Data records
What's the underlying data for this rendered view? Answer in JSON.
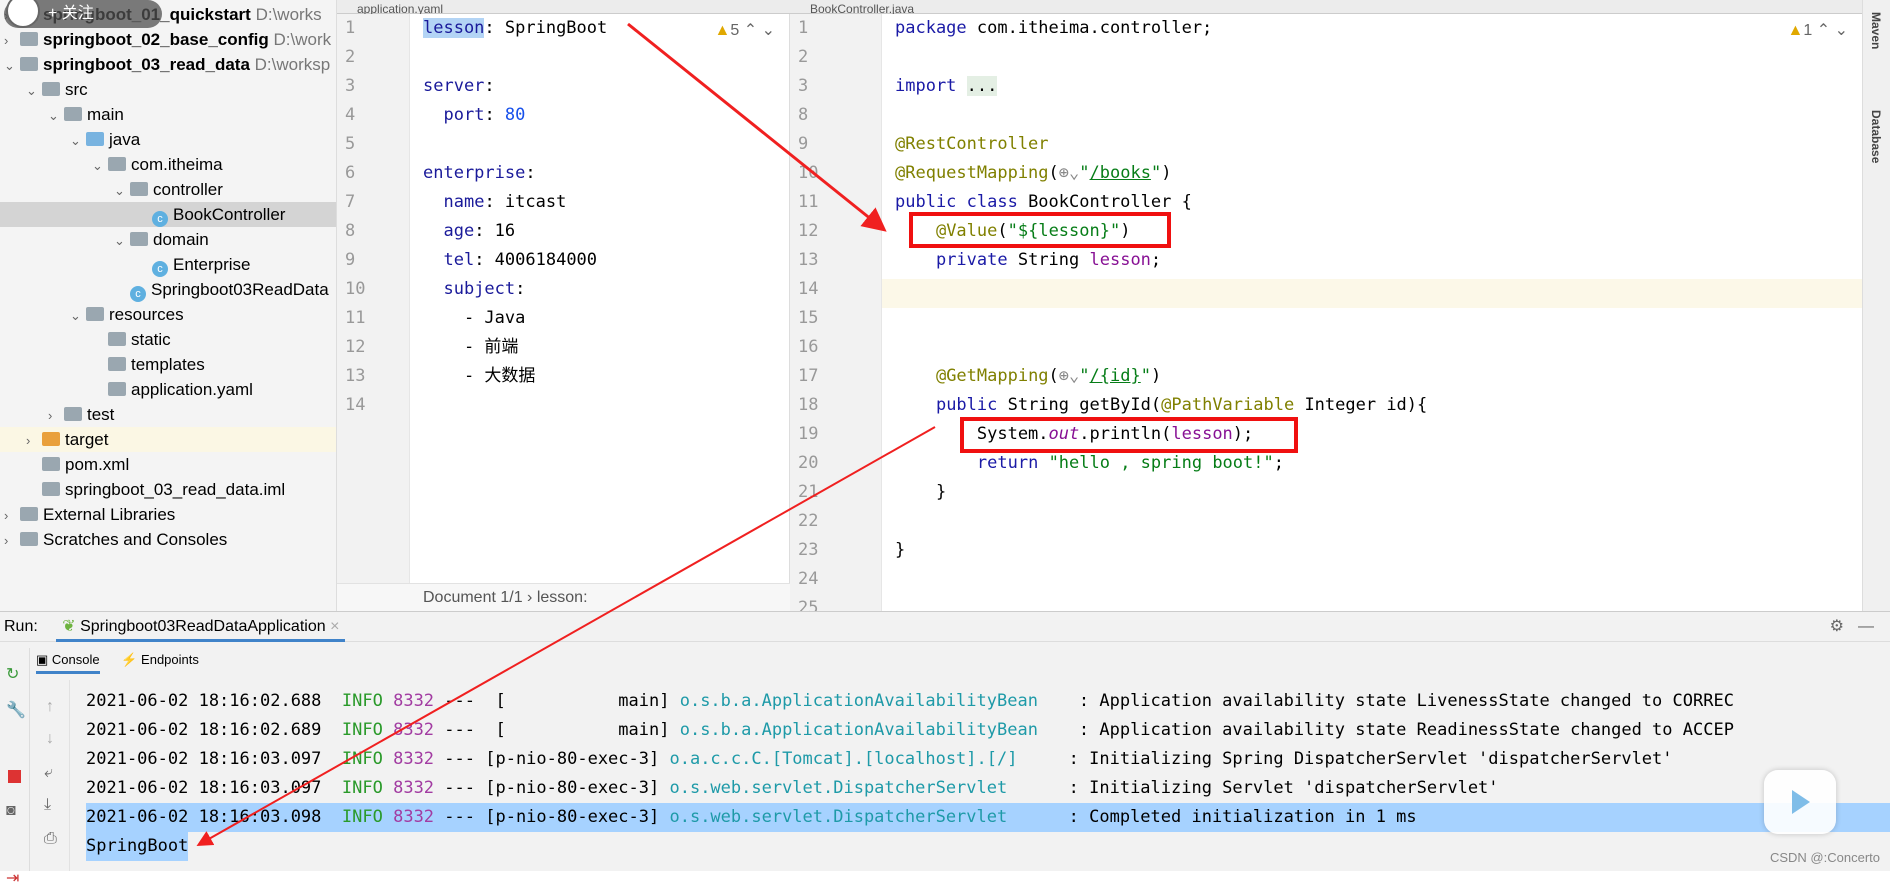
{
  "tree": [
    {
      "label": "springboot_01_quickstart",
      "path": "D:\\works",
      "level": 0,
      "arrow": "›",
      "icon": "module"
    },
    {
      "label": "springboot_02_base_config",
      "path": "D:\\work",
      "level": 0,
      "arrow": "›",
      "icon": "module"
    },
    {
      "label": "springboot_03_read_data",
      "path": "D:\\worksp",
      "level": 0,
      "arrow": "⌄",
      "icon": "module"
    },
    {
      "label": "src",
      "level": 1,
      "arrow": "⌄",
      "icon": "folder"
    },
    {
      "label": "main",
      "level": 2,
      "arrow": "⌄",
      "icon": "folder"
    },
    {
      "label": "java",
      "level": 3,
      "arrow": "⌄",
      "icon": "folder-blue"
    },
    {
      "label": "com.itheima",
      "level": 4,
      "arrow": "⌄",
      "icon": "package"
    },
    {
      "label": "controller",
      "level": 5,
      "arrow": "⌄",
      "icon": "package"
    },
    {
      "label": "BookController",
      "level": 6,
      "arrow": "",
      "icon": "class",
      "selected": true
    },
    {
      "label": "domain",
      "level": 5,
      "arrow": "⌄",
      "icon": "package"
    },
    {
      "label": "Enterprise",
      "level": 6,
      "arrow": "",
      "icon": "class"
    },
    {
      "label": "Springboot03ReadData",
      "level": 5,
      "arrow": "",
      "icon": "class"
    },
    {
      "label": "resources",
      "level": 3,
      "arrow": "⌄",
      "icon": "folder"
    },
    {
      "label": "static",
      "level": 4,
      "arrow": "",
      "icon": "folder"
    },
    {
      "label": "templates",
      "level": 4,
      "arrow": "",
      "icon": "folder"
    },
    {
      "label": "application.yaml",
      "level": 4,
      "arrow": "",
      "icon": "yaml"
    },
    {
      "label": "test",
      "level": 2,
      "arrow": "›",
      "icon": "folder"
    },
    {
      "label": "target",
      "level": 1,
      "arrow": "›",
      "icon": "folder-orange",
      "highlight": true
    },
    {
      "label": "pom.xml",
      "level": 1,
      "arrow": "",
      "icon": "maven"
    },
    {
      "label": "springboot_03_read_data.iml",
      "level": 1,
      "arrow": "",
      "icon": "file"
    },
    {
      "label": "External Libraries",
      "level": 0,
      "arrow": "›",
      "icon": "libs"
    },
    {
      "label": "Scratches and Consoles",
      "level": 0,
      "arrow": "›",
      "icon": "scratch"
    }
  ],
  "follow_badge": "+ 关注",
  "tabs": {
    "yaml": "application.yaml",
    "java": "BookController.java"
  },
  "yaml": {
    "warnings": "5",
    "breadcrumb": "Document 1/1  ›  lesson:",
    "lines": [
      {
        "n": "1",
        "html": "<span class='key' style='background:#b3d4f5'>lesson</span>: SpringBoot"
      },
      {
        "n": "2",
        "html": ""
      },
      {
        "n": "3",
        "html": "<span class='key'>server</span>:"
      },
      {
        "n": "4",
        "html": "  <span class='key'>port</span>: <span class='num'>80</span>"
      },
      {
        "n": "5",
        "html": ""
      },
      {
        "n": "6",
        "html": "<span class='key'>enterprise</span>:"
      },
      {
        "n": "7",
        "html": "  <span class='key'>name</span>: itcast"
      },
      {
        "n": "8",
        "html": "  <span class='key'>age</span>: 16"
      },
      {
        "n": "9",
        "html": "  <span class='key'>tel</span>: 4006184000"
      },
      {
        "n": "10",
        "html": "  <span class='key'>subject</span>:"
      },
      {
        "n": "11",
        "html": "    - Java"
      },
      {
        "n": "12",
        "html": "    - 前端"
      },
      {
        "n": "13",
        "html": "    - 大数据"
      },
      {
        "n": "14",
        "html": ""
      }
    ]
  },
  "java": {
    "warnings": "1",
    "lines": [
      {
        "n": "1",
        "html": "<span class='kw'>package</span> com.itheima.controller;"
      },
      {
        "n": "2",
        "html": ""
      },
      {
        "n": "3",
        "html": "<span class='kw'>import</span> <span style='background:#e4efe4'>...</span>"
      },
      {
        "n": "8",
        "html": ""
      },
      {
        "n": "9",
        "html": "<span class='ann'>@RestController</span>"
      },
      {
        "n": "10",
        "html": "<span class='ann'>@RequestMapping</span>(<span style='color:#888'>⊕⌄</span><span class='str'>\"<u>/books</u>\"</span>)"
      },
      {
        "n": "11",
        "html": "<span class='kw'>public class</span> BookController {"
      },
      {
        "n": "12",
        "html": "    <span class='ann'>@Value</span>(<span class='str'>\"${lesson}\"</span>)"
      },
      {
        "n": "13",
        "html": "    <span class='kw'>private</span> String <span class='fld'>lesson</span>;"
      },
      {
        "n": "14",
        "html": ""
      },
      {
        "n": "15",
        "html": ""
      },
      {
        "n": "16",
        "html": ""
      },
      {
        "n": "17",
        "html": "    <span class='ann'>@GetMapping</span>(<span style='color:#888'>⊕⌄</span><span class='str'>\"<u>/{id}</u>\"</span>)"
      },
      {
        "n": "18",
        "html": "    <span class='kw'>public</span> String getById(<span class='ann'>@PathVariable</span> Integer id){"
      },
      {
        "n": "19",
        "html": "        System.<i class='fld'>out</i>.println(<span class='fld'>lesson</span>);"
      },
      {
        "n": "20",
        "html": "        <span class='kw'>return</span> <span class='str'>\"hello , spring boot!\"</span>;"
      },
      {
        "n": "21",
        "html": "    }"
      },
      {
        "n": "22",
        "html": ""
      },
      {
        "n": "23",
        "html": "}"
      },
      {
        "n": "24",
        "html": ""
      },
      {
        "n": "25",
        "html": ""
      }
    ]
  },
  "run": {
    "label": "Run:",
    "config": "Springboot03ReadDataApplication",
    "console_tab": "Console",
    "endpoints_tab": "Endpoints",
    "logs": [
      {
        "ts": "2021-06-02 18:16:02.688",
        "level": "INFO",
        "pid": "8332",
        "thread": "---  [           main]",
        "logger": "o.s.b.a.ApplicationAvailabilityBean",
        "msg": "    : Application availability state LivenessState changed to CORREC"
      },
      {
        "ts": "2021-06-02 18:16:02.689",
        "level": "INFO",
        "pid": "8332",
        "thread": "---  [           main]",
        "logger": "o.s.b.a.ApplicationAvailabilityBean",
        "msg": "    : Application availability state ReadinessState changed to ACCEP"
      },
      {
        "ts": "2021-06-02 18:16:03.097",
        "level": "INFO",
        "pid": "8332",
        "thread": "--- [p-nio-80-exec-3]",
        "logger": "o.a.c.c.C.[Tomcat].[localhost].[/]",
        "msg": "     : Initializing Spring DispatcherServlet 'dispatcherServlet'"
      },
      {
        "ts": "2021-06-02 18:16:03.097",
        "level": "INFO",
        "pid": "8332",
        "thread": "--- [p-nio-80-exec-3]",
        "logger": "o.s.web.servlet.DispatcherServlet",
        "msg": "      : Initializing Servlet 'dispatcherServlet'"
      },
      {
        "ts": "2021-06-02 18:16:03.098",
        "level": "INFO",
        "pid": "8332",
        "thread": "--- [p-nio-80-exec-3]",
        "logger": "o.s.web.servlet.DispatcherServlet",
        "msg": "      : Completed initialization in 1 ms",
        "selected": true
      }
    ],
    "output": "SpringBoot"
  },
  "right_strip": {
    "maven": "Maven",
    "database": "Database"
  },
  "watermark": "CSDN @:Concerto"
}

■ The request
Repeat each entry above word for word, leaving every picture out.

■ Task result
What's the underlying data for this rendered view? Answer in JSON.
{
  "tree": [
    {
      "label": "springboot_01_quickstart",
      "path": "D:\\works",
      "level": 0,
      "arrow": "›",
      "icon": "module"
    },
    {
      "label": "springboot_02_base_config",
      "path": "D:\\work",
      "level": 0,
      "arrow": "›",
      "icon": "module"
    },
    {
      "label": "springboot_03_read_data",
      "path": "D:\\worksp",
      "level": 0,
      "arrow": "⌄",
      "icon": "module"
    },
    {
      "label": "src",
      "level": 1,
      "arrow": "⌄",
      "icon": "folder"
    },
    {
      "label": "main",
      "level": 2,
      "arrow": "⌄",
      "icon": "folder"
    },
    {
      "label": "java",
      "level": 3,
      "arrow": "⌄",
      "icon": "folder-blue"
    },
    {
      "label": "com.itheima",
      "level": 4,
      "arrow": "⌄",
      "icon": "package"
    },
    {
      "label": "controller",
      "level": 5,
      "arrow": "⌄",
      "icon": "package"
    },
    {
      "label": "BookController",
      "level": 6,
      "arrow": "",
      "icon": "class",
      "selected": true
    },
    {
      "label": "domain",
      "level": 5,
      "arrow": "⌄",
      "icon": "package"
    },
    {
      "label": "Enterprise",
      "level": 6,
      "arrow": "",
      "icon": "class"
    },
    {
      "label": "Springboot03ReadData",
      "level": 5,
      "arrow": "",
      "icon": "class"
    },
    {
      "label": "resources",
      "level": 3,
      "arrow": "⌄",
      "icon": "folder"
    },
    {
      "label": "static",
      "level": 4,
      "arrow": "",
      "icon": "folder"
    },
    {
      "label": "templates",
      "level": 4,
      "arrow": "",
      "icon": "folder"
    },
    {
      "label": "application.yaml",
      "level": 4,
      "arrow": "",
      "icon": "yaml"
    },
    {
      "label": "test",
      "level": 2,
      "arrow": "›",
      "icon": "folder"
    },
    {
      "label": "target",
      "level": 1,
      "arrow": "›",
      "icon": "folder-orange",
      "highlight": true
    },
    {
      "label": "pom.xml",
      "level": 1,
      "arrow": "",
      "icon": "maven"
    },
    {
      "label": "springboot_03_read_data.iml",
      "level": 1,
      "arrow": "",
      "icon": "file"
    },
    {
      "label": "External Libraries",
      "level": 0,
      "arrow": "›",
      "icon": "libs"
    },
    {
      "label": "Scratches and Consoles",
      "level": 0,
      "arrow": "›",
      "icon": "scratch"
    }
  ],
  "follow_badge": "+ 关注",
  "tabs": {
    "yaml": "application.yaml",
    "java": "BookController.java"
  },
  "yaml": {
    "warnings": "5",
    "breadcrumb": "Document 1/1  ›  lesson:",
    "lines": [
      {
        "n": "1",
        "html": "<span class='key' style='background:#b3d4f5'>lesson</span>: SpringBoot"
      },
      {
        "n": "2",
        "html": ""
      },
      {
        "n": "3",
        "html": "<span class='key'>server</span>:"
      },
      {
        "n": "4",
        "html": "  <span class='key'>port</span>: <span class='num'>80</span>"
      },
      {
        "n": "5",
        "html": ""
      },
      {
        "n": "6",
        "html": "<span class='key'>enterprise</span>:"
      },
      {
        "n": "7",
        "html": "  <span class='key'>name</span>: itcast"
      },
      {
        "n": "8",
        "html": "  <span class='key'>age</span>: 16"
      },
      {
        "n": "9",
        "html": "  <span class='key'>tel</span>: 4006184000"
      },
      {
        "n": "10",
        "html": "  <span class='key'>subject</span>:"
      },
      {
        "n": "11",
        "html": "    - Java"
      },
      {
        "n": "12",
        "html": "    - 前端"
      },
      {
        "n": "13",
        "html": "    - 大数据"
      },
      {
        "n": "14",
        "html": ""
      }
    ]
  },
  "java": {
    "warnings": "1",
    "lines": [
      {
        "n": "1",
        "html": "<span class='kw'>package</span> com.itheima.controller;"
      },
      {
        "n": "2",
        "html": ""
      },
      {
        "n": "3",
        "html": "<span class='kw'>import</span> <span style='background:#e4efe4'>...</span>"
      },
      {
        "n": "8",
        "html": ""
      },
      {
        "n": "9",
        "html": "<span class='ann'>@RestController</span>"
      },
      {
        "n": "10",
        "html": "<span class='ann'>@RequestMapping</span>(<span style='color:#888'>⊕⌄</span><span class='str'>\"<u>/books</u>\"</span>)"
      },
      {
        "n": "11",
        "html": "<span class='kw'>public class</span> BookController {"
      },
      {
        "n": "12",
        "html": "    <span class='ann'>@Value</span>(<span class='str'>\"${lesson}\"</span>)"
      },
      {
        "n": "13",
        "html": "    <span class='kw'>private</span> String <span class='fld'>lesson</span>;"
      },
      {
        "n": "14",
        "html": ""
      },
      {
        "n": "15",
        "html": ""
      },
      {
        "n": "16",
        "html": ""
      },
      {
        "n": "17",
        "html": "    <span class='ann'>@GetMapping</span>(<span style='color:#888'>⊕⌄</span><span class='str'>\"<u>/{id}</u>\"</span>)"
      },
      {
        "n": "18",
        "html": "    <span class='kw'>public</span> String getById(<span class='ann'>@PathVariable</span> Integer id){"
      },
      {
        "n": "19",
        "html": "        System.<i class='fld'>out</i>.println(<span class='fld'>lesson</span>);"
      },
      {
        "n": "20",
        "html": "        <span class='kw'>return</span> <span class='str'>\"hello , spring boot!\"</span>;"
      },
      {
        "n": "21",
        "html": "    }"
      },
      {
        "n": "22",
        "html": ""
      },
      {
        "n": "23",
        "html": "}"
      },
      {
        "n": "24",
        "html": ""
      },
      {
        "n": "25",
        "html": ""
      }
    ]
  },
  "run": {
    "label": "Run:",
    "config": "Springboot03ReadDataApplication",
    "console_tab": "Console",
    "endpoints_tab": "Endpoints",
    "logs": [
      {
        "ts": "2021-06-02 18:16:02.688",
        "level": "INFO",
        "pid": "8332",
        "thread": "---  [           main]",
        "logger": "o.s.b.a.ApplicationAvailabilityBean",
        "msg": "    : Application availability state LivenessState changed to CORREC"
      },
      {
        "ts": "2021-06-02 18:16:02.689",
        "level": "INFO",
        "pid": "8332",
        "thread": "---  [           main]",
        "logger": "o.s.b.a.ApplicationAvailabilityBean",
        "msg": "    : Application availability state ReadinessState changed to ACCEP"
      },
      {
        "ts": "2021-06-02 18:16:03.097",
        "level": "INFO",
        "pid": "8332",
        "thread": "--- [p-nio-80-exec-3]",
        "logger": "o.a.c.c.C.[Tomcat].[localhost].[/]",
        "msg": "     : Initializing Spring DispatcherServlet 'dispatcherServlet'"
      },
      {
        "ts": "2021-06-02 18:16:03.097",
        "level": "INFO",
        "pid": "8332",
        "thread": "--- [p-nio-80-exec-3]",
        "logger": "o.s.web.servlet.DispatcherServlet",
        "msg": "      : Initializing Servlet 'dispatcherServlet'"
      },
      {
        "ts": "2021-06-02 18:16:03.098",
        "level": "INFO",
        "pid": "8332",
        "thread": "--- [p-nio-80-exec-3]",
        "logger": "o.s.web.servlet.DispatcherServlet",
        "msg": "      : Completed initialization in 1 ms",
        "selected": true
      }
    ],
    "output": "SpringBoot"
  },
  "right_strip": {
    "maven": "Maven",
    "database": "Database"
  },
  "watermark": "CSDN @:Concerto"
}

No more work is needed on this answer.